In the data below, locate each line with the word "ylabel" and list it.
◆ ◆ ◆
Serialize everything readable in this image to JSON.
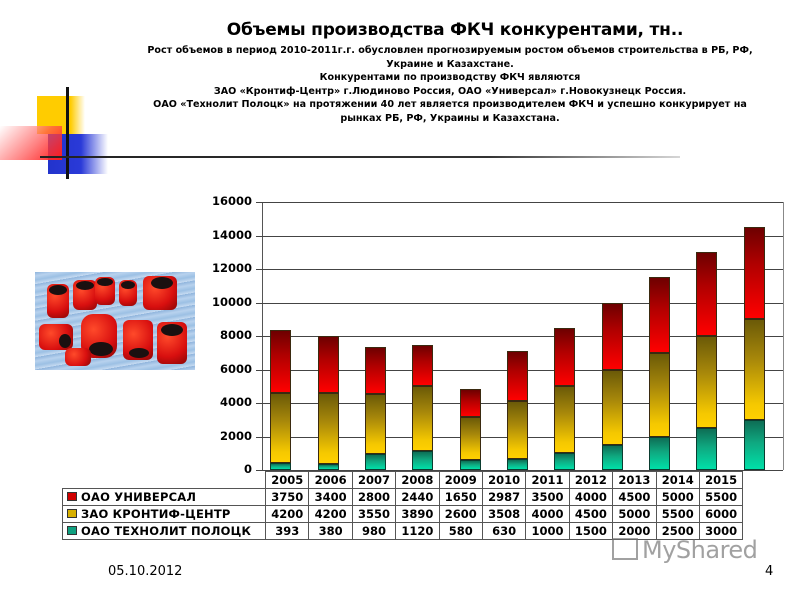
{
  "slide": {
    "title": "Объемы производства ФКЧ конкурентами, тн..",
    "subtitle_lines": [
      "Рост объемов в период 2010-2011г.г. обусловлен прогнозируемым ростом объемов строительства в РБ, РФ,",
      "Украине и Казахстане.",
      "Конкурентами по производству ФКЧ являются",
      "ЗАО «Кронтиф-Центр» г.Людиново Россия, ОАО «Универсал» г.Новокузнецк Россия.",
      "ОАО «Технолит Полоцк» на протяжении 40 лет является производителем ФКЧ и успешно конкурирует на",
      "рынках РБ, РФ, Украины и Казахстана."
    ],
    "footer_date": "05.10.2012",
    "page_number": "4",
    "watermark": "MyShared"
  },
  "colors": {
    "universal": "#e00000",
    "krontif": "#e0b800",
    "tekhnolit": "#10b890"
  },
  "chart_data": {
    "type": "bar",
    "stacked": true,
    "title": "Объемы производства ФКЧ конкурентами, тн..",
    "xlabel": "",
    "ylabel": "",
    "ylim": [
      0,
      16000
    ],
    "yticks": [
      "16000",
      "14000",
      "12000",
      "10000",
      "8000",
      "6000",
      "4000",
      "2000",
      "0"
    ],
    "grid": true,
    "legend_position": "data-table-left",
    "categories": [
      "2005",
      "2006",
      "2007",
      "2008",
      "2009",
      "2010",
      "2011",
      "2012",
      "2013",
      "2014",
      "2015"
    ],
    "series": [
      {
        "name": "ОАО ТЕХНОЛИТ ПОЛОЦК",
        "color": "#10b890",
        "values": [
          393,
          380,
          980,
          1120,
          580,
          630,
          1000,
          1500,
          2000,
          2500,
          3000
        ]
      },
      {
        "name": "ЗАО КРОНТИФ-ЦЕНТР",
        "color": "#e0b800",
        "values": [
          4200,
          4200,
          3550,
          3890,
          2600,
          3508,
          4000,
          4500,
          5000,
          5500,
          6000
        ]
      },
      {
        "name": "ОАО УНИВЕРСАЛ",
        "color": "#e00000",
        "values": [
          3750,
          3400,
          2800,
          2440,
          1650,
          2987,
          3500,
          4000,
          4500,
          5000,
          5500
        ]
      }
    ],
    "table_rows": [
      {
        "label": "ОАО УНИВЕРСАЛ",
        "values": [
          "3750",
          "3400",
          "2800",
          "2440",
          "1650",
          "2987",
          "3500",
          "4000",
          "4500",
          "5000",
          "5500"
        ]
      },
      {
        "label": "ЗАО КРОНТИФ-ЦЕНТР",
        "values": [
          "4200",
          "4200",
          "3550",
          "3890",
          "2600",
          "3508",
          "4000",
          "4500",
          "5000",
          "5500",
          "6000"
        ]
      },
      {
        "label": "ОАО ТЕХНОЛИТ ПОЛОЦК",
        "values": [
          "393",
          "380",
          "980",
          "1120",
          "580",
          "630",
          "1000",
          "1500",
          "2000",
          "2500",
          "3000"
        ]
      }
    ]
  }
}
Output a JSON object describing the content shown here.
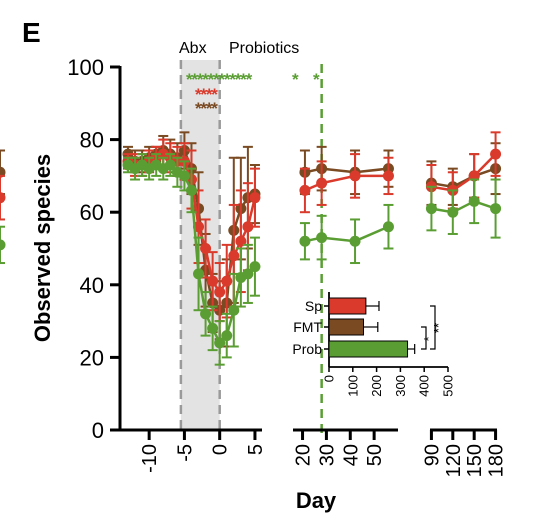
{
  "panel_label": "E",
  "chart_data": {
    "type": "line",
    "ylabel": "Observed species",
    "xlabel": "Day",
    "ylim": [
      0,
      100
    ],
    "yticks": [
      0,
      20,
      40,
      60,
      80,
      100
    ],
    "x_segments": [
      {
        "range": [
          -13,
          6
        ],
        "ticks": [
          -10,
          -5,
          0,
          5
        ],
        "tick_labels": [
          "-10",
          "-5",
          "0",
          "5"
        ]
      },
      {
        "range": [
          16,
          60
        ],
        "ticks": [
          20,
          30,
          40,
          50
        ],
        "tick_labels": [
          "20",
          "30",
          "40",
          "50"
        ]
      },
      {
        "range": [
          88,
          182
        ],
        "ticks": [
          90,
          120,
          150,
          180
        ],
        "tick_labels": [
          "90",
          "120",
          "150",
          "180"
        ]
      }
    ],
    "shaded_region": {
      "x": [
        -5.5,
        0
      ],
      "label_abx": "Abx",
      "label_probiotics": "Probiotics"
    },
    "probiotics_end_day": 28,
    "colors": {
      "Sp": "#d93a2b",
      "FMT": "#7a4a22",
      "Prob": "#5a9e33",
      "shade": "#e3e3e3"
    },
    "significance": {
      "green": "************",
      "green_late": [
        "*",
        "*"
      ],
      "red": "****",
      "brown": "****"
    },
    "series": [
      {
        "key": "FMT",
        "x": [
          -13,
          -12,
          -11,
          -10,
          -9,
          -8,
          -7,
          -6,
          -5,
          -4,
          -3,
          -2,
          -1,
          0,
          1,
          2,
          3,
          4,
          5,
          14,
          21,
          28,
          42,
          56,
          90,
          120,
          150,
          180
        ],
        "y": [
          76,
          74,
          74,
          75,
          76,
          77,
          76,
          75,
          77,
          72,
          61,
          44,
          35,
          33,
          35,
          55,
          61,
          64,
          65,
          71,
          71,
          72,
          71,
          72,
          68,
          67,
          70,
          72
        ],
        "err": [
          2,
          3,
          3,
          3,
          2,
          4,
          4,
          4,
          5,
          7,
          10,
          10,
          8,
          8,
          12,
          20,
          14,
          14,
          8,
          6,
          6,
          6,
          6,
          5,
          6,
          5,
          6,
          7
        ]
      },
      {
        "key": "Sp",
        "x": [
          -13,
          -12,
          -11,
          -10,
          -9,
          -8,
          -7,
          -6,
          -5,
          -4,
          -3,
          -2,
          -1,
          0,
          1,
          2,
          3,
          4,
          5,
          14,
          21,
          28,
          42,
          56,
          90,
          120,
          150,
          180
        ],
        "y": [
          74,
          73,
          73,
          74,
          75,
          76,
          75,
          74,
          74,
          69,
          56,
          50,
          41,
          38,
          41,
          48,
          52,
          56,
          64,
          64,
          66,
          68,
          70,
          70,
          67,
          66,
          70,
          76
        ],
        "err": [
          2,
          3,
          3,
          3,
          3,
          4,
          4,
          4,
          5,
          8,
          10,
          8,
          8,
          8,
          10,
          14,
          14,
          12,
          8,
          6,
          6,
          6,
          6,
          5,
          6,
          5,
          6,
          6
        ]
      },
      {
        "key": "Prob",
        "x": [
          -13,
          -12,
          -11,
          -10,
          -9,
          -8,
          -7,
          -6,
          -5,
          -4,
          -3,
          -2,
          -1,
          0,
          1,
          2,
          3,
          4,
          5,
          14,
          21,
          28,
          42,
          56,
          90,
          120,
          150,
          180
        ],
        "y": [
          73,
          72,
          73,
          72,
          73,
          72,
          73,
          71,
          70,
          66,
          43,
          32,
          28,
          24,
          26,
          33,
          42,
          43,
          45,
          51,
          52,
          53,
          52,
          56,
          61,
          60,
          63,
          61
        ],
        "err": [
          2,
          3,
          3,
          3,
          3,
          3,
          3,
          4,
          4,
          6,
          10,
          6,
          6,
          6,
          6,
          10,
          8,
          8,
          8,
          5,
          5,
          6,
          6,
          6,
          6,
          6,
          6,
          8
        ]
      }
    ],
    "inset": {
      "type": "bar",
      "orientation": "horizontal",
      "categories": [
        "Sp",
        "FMT",
        "Prob"
      ],
      "values": [
        155,
        145,
        330
      ],
      "errors": [
        55,
        60,
        30
      ],
      "xlim": [
        0,
        500
      ],
      "xticks": [
        0,
        100,
        200,
        300,
        400,
        500
      ],
      "significance": [
        "*",
        "**"
      ]
    }
  }
}
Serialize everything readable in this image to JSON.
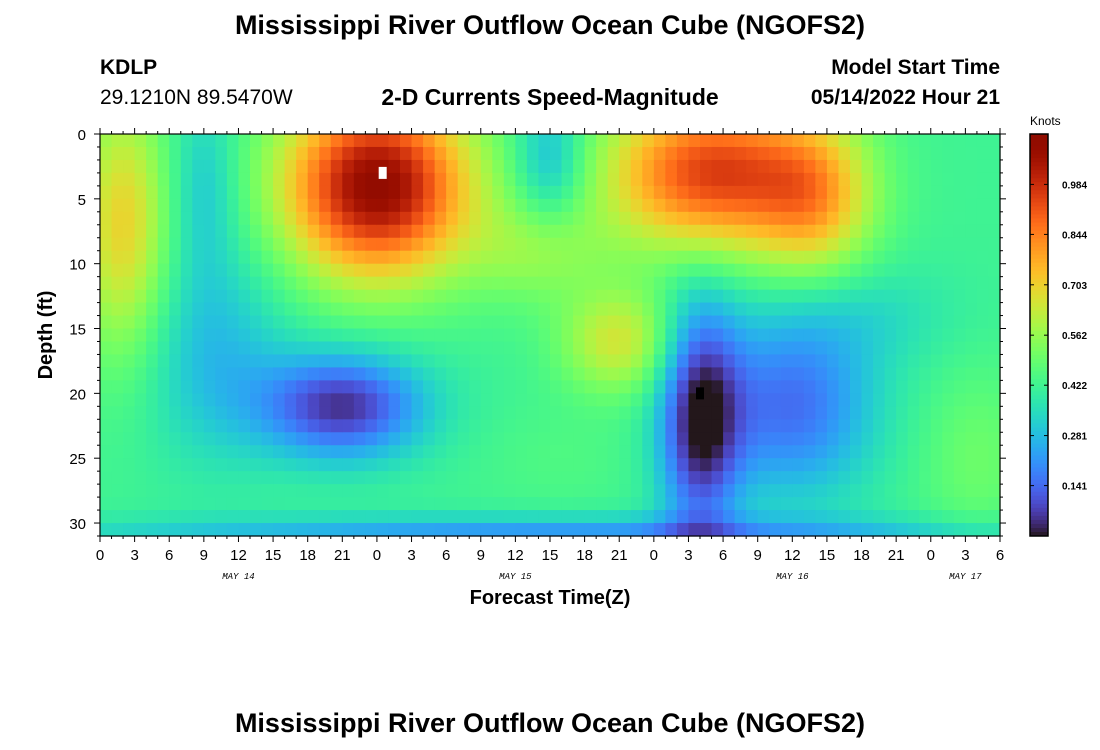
{
  "page": {
    "title": "Mississippi River Outflow Ocean Cube (NGOFS2)",
    "station_id": "KDLP",
    "station_coords": "29.1210N  89.5470W",
    "subtitle": "2-D Currents Speed-Magnitude",
    "model_start_label": "Model Start Time",
    "model_start_value": "05/14/2022 Hour 21",
    "repeated_title": "Mississippi River Outflow Ocean Cube (NGOFS2)"
  },
  "chart_data": {
    "type": "heatmap",
    "xlabel": "Forecast Time(Z)",
    "ylabel": "Depth (ft)",
    "x_range_hours": [
      0,
      78
    ],
    "x_tick_labels": [
      "0",
      "3",
      "6",
      "9",
      "12",
      "15",
      "18",
      "21",
      "0",
      "3",
      "6",
      "9",
      "12",
      "15",
      "18",
      "21",
      "0",
      "3",
      "6",
      "9",
      "12",
      "15",
      "18",
      "21",
      "0",
      "3",
      "6"
    ],
    "day_labels": [
      {
        "label": "MAY 14",
        "hour": 12
      },
      {
        "label": "MAY 15",
        "hour": 36
      },
      {
        "label": "MAY 16",
        "hour": 60
      },
      {
        "label": "MAY 17",
        "hour": 75
      }
    ],
    "ylim": [
      0,
      31
    ],
    "y_ticks": [
      0,
      5,
      10,
      15,
      20,
      25,
      30
    ],
    "colorbar": {
      "units": "Knots",
      "min": 0.0,
      "max": 1.125,
      "ticks": [
        0.141,
        0.281,
        0.422,
        0.562,
        0.703,
        0.844,
        0.984
      ],
      "tick_labels": [
        "0.141",
        "0.281",
        "0.422",
        "0.562",
        "0.703",
        "0.844",
        "0.984"
      ],
      "colormap": "turbo"
    },
    "markers": [
      {
        "name": "max-marker",
        "hour": 24.5,
        "depth": 3.0,
        "color": "#ffffff"
      },
      {
        "name": "min-marker",
        "hour": 52.0,
        "depth": 20.0,
        "color": "#000000"
      }
    ],
    "field_features": [
      {
        "hour": 2,
        "depth": 7,
        "rx": 4,
        "ry": 10,
        "value": 0.7
      },
      {
        "hour": 24,
        "depth": 4,
        "rx": 8,
        "ry": 7,
        "value": 1.1
      },
      {
        "hour": 45,
        "depth": 16,
        "rx": 5,
        "ry": 4,
        "value": 0.65
      },
      {
        "hour": 53,
        "depth": 3,
        "rx": 9,
        "ry": 6,
        "value": 0.95
      },
      {
        "hour": 62,
        "depth": 5,
        "rx": 5,
        "ry": 6,
        "value": 0.7
      },
      {
        "hour": 38,
        "depth": 9,
        "rx": 6,
        "ry": 4,
        "value": 0.55
      },
      {
        "hour": 76,
        "depth": 25,
        "rx": 5,
        "ry": 7,
        "value": 0.5
      },
      {
        "hour": 40,
        "depth": 25,
        "rx": 7,
        "ry": 4,
        "value": 0.45
      },
      {
        "hour": 9,
        "depth": 4,
        "rx": 3,
        "ry": 7,
        "value": 0.3
      },
      {
        "hour": 39,
        "depth": 2,
        "rx": 3,
        "ry": 5,
        "value": 0.25
      },
      {
        "hour": 10,
        "depth": 17,
        "rx": 6,
        "ry": 8,
        "value": 0.28
      },
      {
        "hour": 21,
        "depth": 21,
        "rx": 7,
        "ry": 4,
        "value": 0.05
      },
      {
        "hour": 52,
        "depth": 22,
        "rx": 3.5,
        "ry": 9,
        "value": 0.02
      },
      {
        "hour": 60,
        "depth": 21,
        "rx": 7,
        "ry": 7,
        "value": 0.15
      },
      {
        "hour": 40,
        "depth": 31,
        "rx": 40,
        "ry": 1.5,
        "value": 0.2
      },
      {
        "hour": 66,
        "depth": 14,
        "rx": 8,
        "ry": 4,
        "value": 0.35
      }
    ]
  }
}
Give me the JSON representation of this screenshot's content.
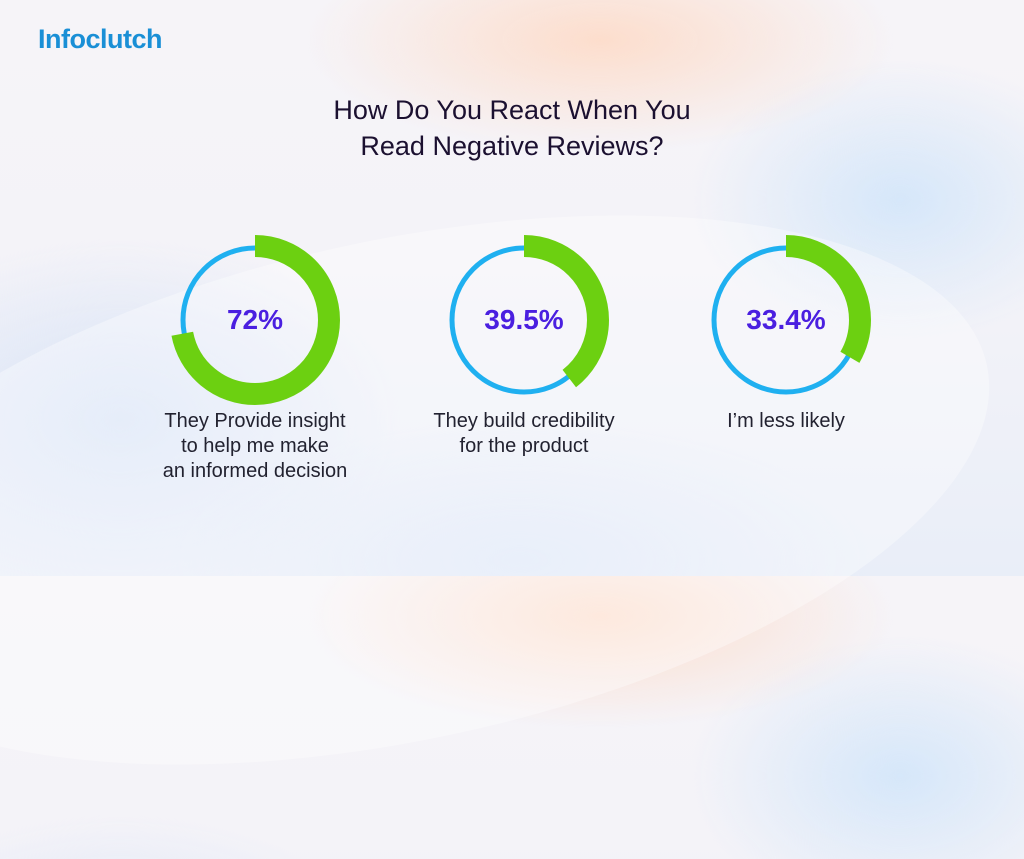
{
  "brand": {
    "logo_text": "Infoclutch",
    "color": "#1a8fd6"
  },
  "title": {
    "line1": "How Do You React When You",
    "line2": "Read Negative Reviews?"
  },
  "colors": {
    "ring_track": "#1fb0f0",
    "ring_fill": "#6cd011",
    "percent_text": "#4a1fe0",
    "title_text": "#1b1030",
    "label_text": "#222230"
  },
  "items": [
    {
      "value_label": "72%",
      "value": 72,
      "label_lines": [
        "They Provide insight",
        "to help me make",
        "an informed decision"
      ]
    },
    {
      "value_label": "39.5%",
      "value": 39.5,
      "label_lines": [
        "They build credibility",
        "for the product"
      ]
    },
    {
      "value_label": "33.4%",
      "value": 33.4,
      "label_lines": [
        "I’m less likely"
      ]
    }
  ],
  "chart_data": {
    "type": "pie",
    "subtype": "donut-progress",
    "title": "How Do You React When You Read Negative Reviews?",
    "categories": [
      "They Provide insight to help me make an informed decision",
      "They build credibility for the product",
      "I’m less likely"
    ],
    "values": [
      72,
      39.5,
      33.4
    ],
    "unit": "%",
    "max": 100,
    "legend": "none"
  }
}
◆ ◆ ◆
** ANSWER TO THIS TASK **
    "ylabel": "",
    "ylabel": "Observed species",
    "ylabel": "Depth (ft)",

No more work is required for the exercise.